### TASK DETAILS
Below is a block of records. Copy every line in it that contains the word "title".

### RAW RECORDS
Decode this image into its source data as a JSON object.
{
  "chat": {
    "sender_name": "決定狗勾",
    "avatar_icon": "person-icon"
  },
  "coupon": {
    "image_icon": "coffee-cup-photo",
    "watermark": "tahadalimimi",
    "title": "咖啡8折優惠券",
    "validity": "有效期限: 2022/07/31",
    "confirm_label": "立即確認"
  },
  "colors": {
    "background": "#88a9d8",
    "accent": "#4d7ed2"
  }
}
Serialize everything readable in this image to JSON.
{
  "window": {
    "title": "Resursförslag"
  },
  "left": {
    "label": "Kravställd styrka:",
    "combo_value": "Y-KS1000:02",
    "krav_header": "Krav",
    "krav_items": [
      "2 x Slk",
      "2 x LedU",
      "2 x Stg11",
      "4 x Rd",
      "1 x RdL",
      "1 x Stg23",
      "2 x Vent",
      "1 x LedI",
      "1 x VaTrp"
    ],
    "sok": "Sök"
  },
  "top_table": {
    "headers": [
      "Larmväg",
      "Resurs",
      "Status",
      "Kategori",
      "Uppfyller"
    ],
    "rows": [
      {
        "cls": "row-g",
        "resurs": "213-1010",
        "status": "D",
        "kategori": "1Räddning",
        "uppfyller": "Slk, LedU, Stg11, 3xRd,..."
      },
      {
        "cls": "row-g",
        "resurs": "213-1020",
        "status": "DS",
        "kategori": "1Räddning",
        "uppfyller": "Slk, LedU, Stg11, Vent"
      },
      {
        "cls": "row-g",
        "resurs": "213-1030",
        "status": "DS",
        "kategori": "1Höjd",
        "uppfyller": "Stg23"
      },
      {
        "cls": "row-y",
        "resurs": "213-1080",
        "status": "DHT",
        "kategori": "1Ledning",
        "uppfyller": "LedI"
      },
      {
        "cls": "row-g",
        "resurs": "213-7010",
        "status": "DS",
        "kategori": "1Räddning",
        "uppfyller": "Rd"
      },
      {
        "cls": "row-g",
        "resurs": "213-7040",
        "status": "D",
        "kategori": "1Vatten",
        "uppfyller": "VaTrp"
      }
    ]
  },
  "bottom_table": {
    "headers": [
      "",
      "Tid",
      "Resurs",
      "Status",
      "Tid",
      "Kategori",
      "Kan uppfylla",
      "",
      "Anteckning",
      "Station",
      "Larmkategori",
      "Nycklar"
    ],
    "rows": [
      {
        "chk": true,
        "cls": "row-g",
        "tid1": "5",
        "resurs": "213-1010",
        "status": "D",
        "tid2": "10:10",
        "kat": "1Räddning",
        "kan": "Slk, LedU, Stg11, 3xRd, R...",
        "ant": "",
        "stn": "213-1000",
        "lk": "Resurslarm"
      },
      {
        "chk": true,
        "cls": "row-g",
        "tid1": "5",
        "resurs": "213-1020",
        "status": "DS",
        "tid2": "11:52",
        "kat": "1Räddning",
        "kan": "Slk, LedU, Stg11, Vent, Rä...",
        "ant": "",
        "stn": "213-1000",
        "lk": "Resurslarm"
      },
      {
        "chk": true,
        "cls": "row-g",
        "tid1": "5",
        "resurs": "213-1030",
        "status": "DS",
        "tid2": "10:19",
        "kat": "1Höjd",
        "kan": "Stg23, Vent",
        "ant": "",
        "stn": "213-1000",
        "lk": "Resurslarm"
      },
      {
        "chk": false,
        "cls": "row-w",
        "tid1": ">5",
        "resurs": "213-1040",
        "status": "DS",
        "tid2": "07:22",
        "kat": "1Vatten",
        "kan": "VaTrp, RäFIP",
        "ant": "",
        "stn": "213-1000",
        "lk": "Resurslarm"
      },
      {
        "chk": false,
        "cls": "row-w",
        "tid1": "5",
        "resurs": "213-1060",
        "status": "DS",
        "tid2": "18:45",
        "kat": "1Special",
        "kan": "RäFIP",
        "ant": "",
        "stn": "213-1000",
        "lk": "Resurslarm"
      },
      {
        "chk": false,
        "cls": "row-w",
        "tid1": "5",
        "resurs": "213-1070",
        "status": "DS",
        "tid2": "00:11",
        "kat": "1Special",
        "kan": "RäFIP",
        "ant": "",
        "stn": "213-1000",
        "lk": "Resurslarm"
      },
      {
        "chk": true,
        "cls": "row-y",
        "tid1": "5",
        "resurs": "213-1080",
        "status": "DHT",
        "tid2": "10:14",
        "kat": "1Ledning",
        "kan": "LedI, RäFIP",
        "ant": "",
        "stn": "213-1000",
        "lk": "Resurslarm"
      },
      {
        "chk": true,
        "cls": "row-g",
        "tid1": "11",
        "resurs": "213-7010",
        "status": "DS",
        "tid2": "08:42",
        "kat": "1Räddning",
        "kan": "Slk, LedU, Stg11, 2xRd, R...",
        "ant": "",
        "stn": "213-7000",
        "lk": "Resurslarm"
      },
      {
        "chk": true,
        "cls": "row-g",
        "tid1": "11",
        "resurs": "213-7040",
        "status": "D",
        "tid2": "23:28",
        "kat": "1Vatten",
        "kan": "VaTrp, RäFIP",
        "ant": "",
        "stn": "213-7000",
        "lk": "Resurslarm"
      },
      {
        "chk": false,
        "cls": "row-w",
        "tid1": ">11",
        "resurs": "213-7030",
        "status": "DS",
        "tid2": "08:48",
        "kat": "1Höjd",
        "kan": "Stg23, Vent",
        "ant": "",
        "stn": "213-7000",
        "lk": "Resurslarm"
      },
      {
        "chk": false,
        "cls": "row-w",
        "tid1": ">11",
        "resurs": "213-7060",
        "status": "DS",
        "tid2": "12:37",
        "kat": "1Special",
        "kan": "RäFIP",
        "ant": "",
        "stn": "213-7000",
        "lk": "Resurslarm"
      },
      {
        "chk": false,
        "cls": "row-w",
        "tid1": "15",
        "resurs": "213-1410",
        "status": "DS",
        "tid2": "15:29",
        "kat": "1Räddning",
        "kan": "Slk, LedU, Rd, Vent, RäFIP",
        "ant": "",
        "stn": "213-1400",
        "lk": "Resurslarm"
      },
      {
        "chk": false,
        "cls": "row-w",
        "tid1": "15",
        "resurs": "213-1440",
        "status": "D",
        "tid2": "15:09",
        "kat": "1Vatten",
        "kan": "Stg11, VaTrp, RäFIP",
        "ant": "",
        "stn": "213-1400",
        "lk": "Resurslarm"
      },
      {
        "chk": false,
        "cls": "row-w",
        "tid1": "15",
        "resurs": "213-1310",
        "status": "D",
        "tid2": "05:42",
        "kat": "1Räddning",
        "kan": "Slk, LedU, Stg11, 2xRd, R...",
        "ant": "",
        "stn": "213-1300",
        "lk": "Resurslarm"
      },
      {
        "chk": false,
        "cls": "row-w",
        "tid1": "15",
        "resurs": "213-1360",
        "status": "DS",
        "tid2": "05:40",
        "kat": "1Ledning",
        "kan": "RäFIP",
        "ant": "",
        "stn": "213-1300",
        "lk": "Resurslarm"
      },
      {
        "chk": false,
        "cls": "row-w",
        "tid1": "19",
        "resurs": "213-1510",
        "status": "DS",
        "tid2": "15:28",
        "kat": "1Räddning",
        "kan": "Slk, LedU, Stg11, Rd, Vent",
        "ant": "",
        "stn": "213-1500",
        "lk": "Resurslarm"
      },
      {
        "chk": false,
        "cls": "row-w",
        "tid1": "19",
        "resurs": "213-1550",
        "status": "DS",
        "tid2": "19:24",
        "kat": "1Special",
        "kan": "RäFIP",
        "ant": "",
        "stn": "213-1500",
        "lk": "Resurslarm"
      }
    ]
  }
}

### WRITTEN ANSWER
    "title": "咖啡8折優惠券",
    "title": "Resursförslag"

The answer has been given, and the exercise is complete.